Tell how many lines in these records contain the string "pievilkšanas", with only the number as the reply.

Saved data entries

___

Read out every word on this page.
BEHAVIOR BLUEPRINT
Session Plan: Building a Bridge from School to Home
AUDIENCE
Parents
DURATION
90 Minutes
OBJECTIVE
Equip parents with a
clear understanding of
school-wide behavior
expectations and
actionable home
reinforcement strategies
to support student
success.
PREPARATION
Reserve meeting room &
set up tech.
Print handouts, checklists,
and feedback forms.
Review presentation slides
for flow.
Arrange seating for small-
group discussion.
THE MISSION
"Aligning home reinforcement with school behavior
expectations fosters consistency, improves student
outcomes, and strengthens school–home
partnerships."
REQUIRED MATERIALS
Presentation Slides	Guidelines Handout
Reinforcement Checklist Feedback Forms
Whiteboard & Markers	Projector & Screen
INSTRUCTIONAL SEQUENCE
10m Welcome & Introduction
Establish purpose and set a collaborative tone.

___

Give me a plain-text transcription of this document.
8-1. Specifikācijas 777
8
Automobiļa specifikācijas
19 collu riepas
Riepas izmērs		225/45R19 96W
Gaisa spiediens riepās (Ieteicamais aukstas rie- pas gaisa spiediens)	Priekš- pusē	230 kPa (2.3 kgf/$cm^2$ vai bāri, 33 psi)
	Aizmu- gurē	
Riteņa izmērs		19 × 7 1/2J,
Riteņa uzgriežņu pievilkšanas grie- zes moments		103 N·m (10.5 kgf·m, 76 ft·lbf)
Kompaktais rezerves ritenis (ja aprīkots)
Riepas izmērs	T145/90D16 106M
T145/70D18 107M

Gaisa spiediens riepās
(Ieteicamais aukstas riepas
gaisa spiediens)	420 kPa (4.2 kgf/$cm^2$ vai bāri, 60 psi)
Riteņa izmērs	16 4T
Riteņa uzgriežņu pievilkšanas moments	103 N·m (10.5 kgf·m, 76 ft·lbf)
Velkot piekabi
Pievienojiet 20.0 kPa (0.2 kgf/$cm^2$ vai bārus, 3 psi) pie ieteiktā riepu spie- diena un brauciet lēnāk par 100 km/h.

___

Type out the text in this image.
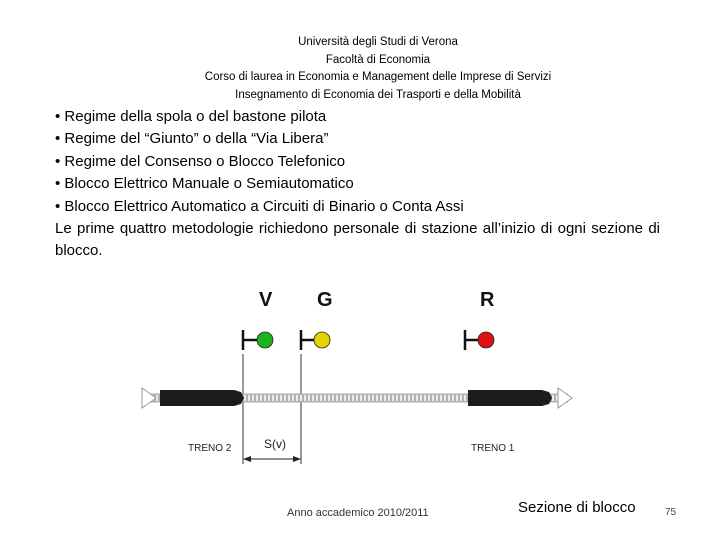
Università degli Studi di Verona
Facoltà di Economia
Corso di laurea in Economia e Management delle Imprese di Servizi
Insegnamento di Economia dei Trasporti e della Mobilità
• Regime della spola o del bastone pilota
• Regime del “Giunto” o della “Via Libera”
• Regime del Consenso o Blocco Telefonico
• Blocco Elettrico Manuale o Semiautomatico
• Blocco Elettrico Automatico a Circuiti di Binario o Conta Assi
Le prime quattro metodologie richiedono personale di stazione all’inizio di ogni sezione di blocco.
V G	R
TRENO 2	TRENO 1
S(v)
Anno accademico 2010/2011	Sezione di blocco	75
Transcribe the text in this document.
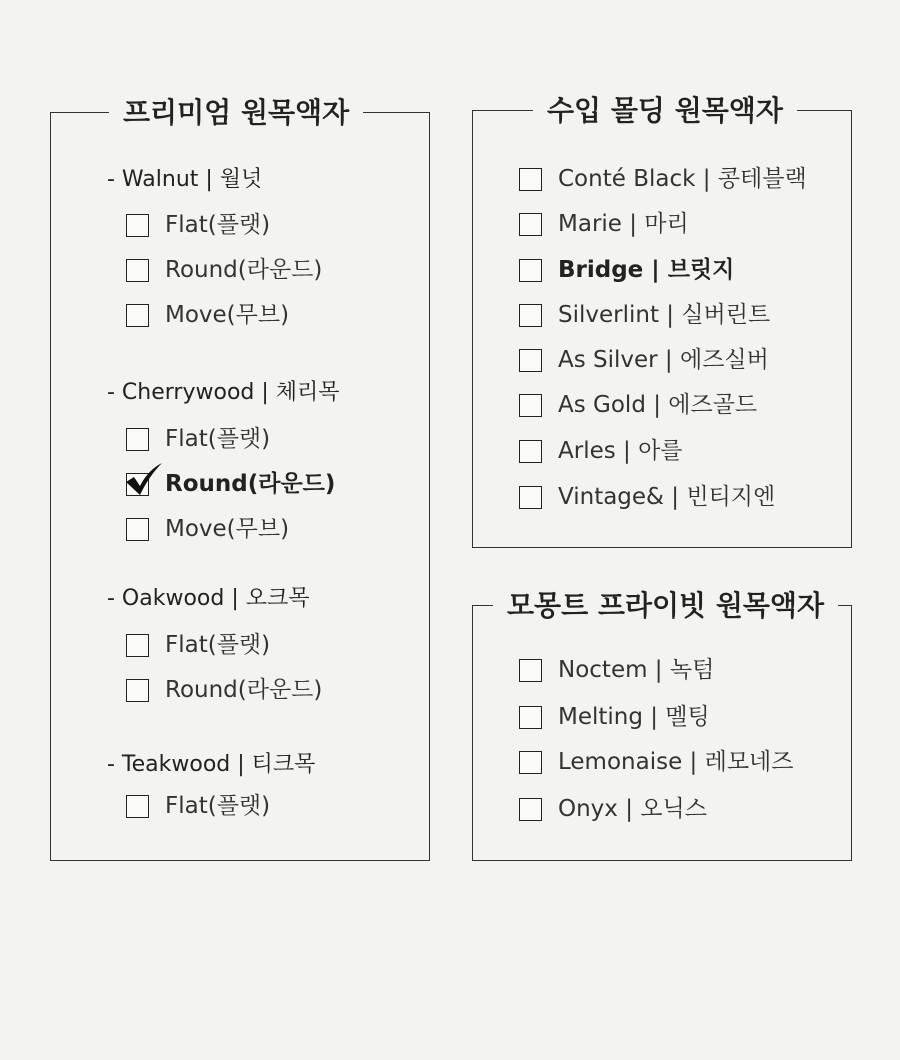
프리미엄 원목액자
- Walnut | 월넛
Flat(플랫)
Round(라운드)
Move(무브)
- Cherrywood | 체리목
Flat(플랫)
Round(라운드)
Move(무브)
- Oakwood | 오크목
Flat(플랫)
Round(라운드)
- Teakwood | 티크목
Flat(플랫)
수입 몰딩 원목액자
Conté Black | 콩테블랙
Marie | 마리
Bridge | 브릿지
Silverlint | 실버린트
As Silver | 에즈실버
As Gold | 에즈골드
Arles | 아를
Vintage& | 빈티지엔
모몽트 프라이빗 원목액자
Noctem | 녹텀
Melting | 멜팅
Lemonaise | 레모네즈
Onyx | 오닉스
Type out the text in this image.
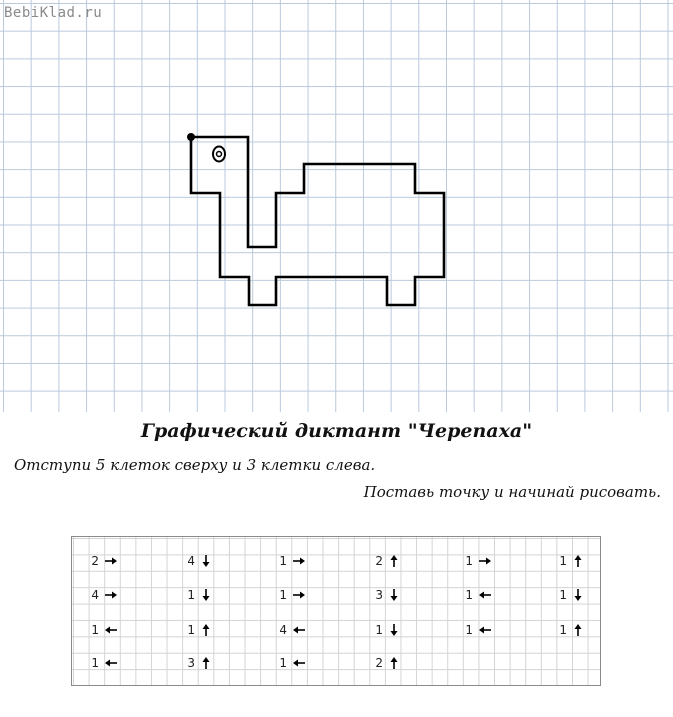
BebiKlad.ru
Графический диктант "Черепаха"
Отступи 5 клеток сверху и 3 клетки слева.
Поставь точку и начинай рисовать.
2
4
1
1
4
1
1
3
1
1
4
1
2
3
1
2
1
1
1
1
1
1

___

TASK ANSWER: 2